Among the lines of this listing, determine how many contain the string "xlabel". Answer with the number only.

[Collected data]
════

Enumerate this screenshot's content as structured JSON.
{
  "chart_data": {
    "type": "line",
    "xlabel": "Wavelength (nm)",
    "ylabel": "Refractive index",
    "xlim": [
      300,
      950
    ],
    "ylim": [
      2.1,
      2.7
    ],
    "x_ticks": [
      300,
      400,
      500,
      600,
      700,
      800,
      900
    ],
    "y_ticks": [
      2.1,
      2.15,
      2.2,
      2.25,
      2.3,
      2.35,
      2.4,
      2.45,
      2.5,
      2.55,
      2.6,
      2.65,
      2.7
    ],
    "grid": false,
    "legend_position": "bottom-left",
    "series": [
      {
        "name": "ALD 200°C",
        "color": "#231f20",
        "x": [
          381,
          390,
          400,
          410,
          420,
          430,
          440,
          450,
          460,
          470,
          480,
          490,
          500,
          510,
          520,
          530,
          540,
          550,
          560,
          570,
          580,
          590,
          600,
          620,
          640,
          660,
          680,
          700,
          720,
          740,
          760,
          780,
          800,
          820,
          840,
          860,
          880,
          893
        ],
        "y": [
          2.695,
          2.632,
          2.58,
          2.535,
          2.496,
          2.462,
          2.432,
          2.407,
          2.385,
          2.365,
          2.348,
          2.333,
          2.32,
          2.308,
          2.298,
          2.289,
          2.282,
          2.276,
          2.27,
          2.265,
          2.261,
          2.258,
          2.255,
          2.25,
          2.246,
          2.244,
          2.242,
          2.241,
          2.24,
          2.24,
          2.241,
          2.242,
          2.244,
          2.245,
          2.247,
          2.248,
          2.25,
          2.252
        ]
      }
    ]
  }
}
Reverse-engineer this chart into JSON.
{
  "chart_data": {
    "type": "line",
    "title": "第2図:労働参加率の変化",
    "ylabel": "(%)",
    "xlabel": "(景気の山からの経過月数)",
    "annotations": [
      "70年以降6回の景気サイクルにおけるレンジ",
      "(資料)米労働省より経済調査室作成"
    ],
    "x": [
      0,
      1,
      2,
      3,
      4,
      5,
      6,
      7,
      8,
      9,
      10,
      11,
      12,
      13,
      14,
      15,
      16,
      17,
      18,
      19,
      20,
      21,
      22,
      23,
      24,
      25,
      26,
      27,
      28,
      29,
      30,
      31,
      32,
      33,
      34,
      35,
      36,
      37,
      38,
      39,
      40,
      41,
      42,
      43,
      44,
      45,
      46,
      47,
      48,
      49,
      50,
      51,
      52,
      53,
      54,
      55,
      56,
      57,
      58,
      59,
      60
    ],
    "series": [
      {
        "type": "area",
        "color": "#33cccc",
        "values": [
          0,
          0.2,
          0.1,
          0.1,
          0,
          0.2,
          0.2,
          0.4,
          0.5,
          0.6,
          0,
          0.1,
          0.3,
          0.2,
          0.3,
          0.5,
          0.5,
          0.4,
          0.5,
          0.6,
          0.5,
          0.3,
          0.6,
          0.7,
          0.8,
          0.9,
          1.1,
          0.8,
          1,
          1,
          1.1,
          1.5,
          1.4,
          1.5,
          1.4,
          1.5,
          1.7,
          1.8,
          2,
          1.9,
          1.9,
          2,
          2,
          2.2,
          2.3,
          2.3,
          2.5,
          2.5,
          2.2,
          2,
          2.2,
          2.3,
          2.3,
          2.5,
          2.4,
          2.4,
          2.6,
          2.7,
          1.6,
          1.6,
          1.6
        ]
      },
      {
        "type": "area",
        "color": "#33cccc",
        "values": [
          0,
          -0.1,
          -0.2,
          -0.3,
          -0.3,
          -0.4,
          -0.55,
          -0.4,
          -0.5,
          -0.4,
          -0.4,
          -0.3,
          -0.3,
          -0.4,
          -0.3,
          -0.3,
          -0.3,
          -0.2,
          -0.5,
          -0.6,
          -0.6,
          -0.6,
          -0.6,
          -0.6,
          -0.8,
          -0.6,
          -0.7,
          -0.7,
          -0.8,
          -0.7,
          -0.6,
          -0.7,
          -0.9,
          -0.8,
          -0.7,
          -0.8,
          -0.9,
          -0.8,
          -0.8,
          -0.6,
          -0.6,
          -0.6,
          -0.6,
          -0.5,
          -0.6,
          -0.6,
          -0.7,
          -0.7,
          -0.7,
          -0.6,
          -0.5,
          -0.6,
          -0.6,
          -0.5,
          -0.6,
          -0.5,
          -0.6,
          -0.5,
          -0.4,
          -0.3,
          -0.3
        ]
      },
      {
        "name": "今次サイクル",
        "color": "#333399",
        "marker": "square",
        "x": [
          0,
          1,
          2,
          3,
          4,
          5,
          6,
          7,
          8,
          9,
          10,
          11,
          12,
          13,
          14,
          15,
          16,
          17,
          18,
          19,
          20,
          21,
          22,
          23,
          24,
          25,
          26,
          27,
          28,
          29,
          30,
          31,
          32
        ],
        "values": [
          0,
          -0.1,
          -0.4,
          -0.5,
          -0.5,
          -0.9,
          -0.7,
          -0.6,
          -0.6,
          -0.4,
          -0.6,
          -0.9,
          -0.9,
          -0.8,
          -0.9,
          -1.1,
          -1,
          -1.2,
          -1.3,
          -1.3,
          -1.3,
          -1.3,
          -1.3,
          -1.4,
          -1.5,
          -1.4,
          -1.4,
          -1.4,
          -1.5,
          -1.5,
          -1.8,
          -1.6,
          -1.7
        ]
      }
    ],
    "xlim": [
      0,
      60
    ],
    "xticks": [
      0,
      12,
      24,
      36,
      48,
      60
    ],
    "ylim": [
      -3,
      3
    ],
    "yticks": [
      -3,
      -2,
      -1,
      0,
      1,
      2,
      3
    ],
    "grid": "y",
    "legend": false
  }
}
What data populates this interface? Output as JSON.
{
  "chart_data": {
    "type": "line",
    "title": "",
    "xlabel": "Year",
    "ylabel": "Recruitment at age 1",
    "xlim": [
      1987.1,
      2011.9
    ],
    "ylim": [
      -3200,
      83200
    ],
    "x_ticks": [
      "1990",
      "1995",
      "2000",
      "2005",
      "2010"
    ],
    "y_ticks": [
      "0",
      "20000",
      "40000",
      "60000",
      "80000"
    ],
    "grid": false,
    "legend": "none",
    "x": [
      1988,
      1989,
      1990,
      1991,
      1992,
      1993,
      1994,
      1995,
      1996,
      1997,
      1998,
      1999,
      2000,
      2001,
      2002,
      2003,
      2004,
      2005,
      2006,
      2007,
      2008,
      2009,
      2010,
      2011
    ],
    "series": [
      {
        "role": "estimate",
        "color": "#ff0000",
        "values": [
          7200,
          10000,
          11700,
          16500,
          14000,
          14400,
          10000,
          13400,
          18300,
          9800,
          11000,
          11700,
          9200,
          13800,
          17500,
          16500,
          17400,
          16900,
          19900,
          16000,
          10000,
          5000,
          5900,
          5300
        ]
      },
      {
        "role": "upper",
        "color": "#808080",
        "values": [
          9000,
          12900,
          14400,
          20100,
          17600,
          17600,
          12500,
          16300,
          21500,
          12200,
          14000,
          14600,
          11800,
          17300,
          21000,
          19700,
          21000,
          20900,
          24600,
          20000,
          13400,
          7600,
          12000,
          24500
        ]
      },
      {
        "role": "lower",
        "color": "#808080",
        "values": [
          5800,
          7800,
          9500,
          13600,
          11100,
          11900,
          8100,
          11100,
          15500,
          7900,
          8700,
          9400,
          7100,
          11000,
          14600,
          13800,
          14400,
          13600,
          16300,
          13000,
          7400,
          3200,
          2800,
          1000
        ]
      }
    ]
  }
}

════

Final answer -> 3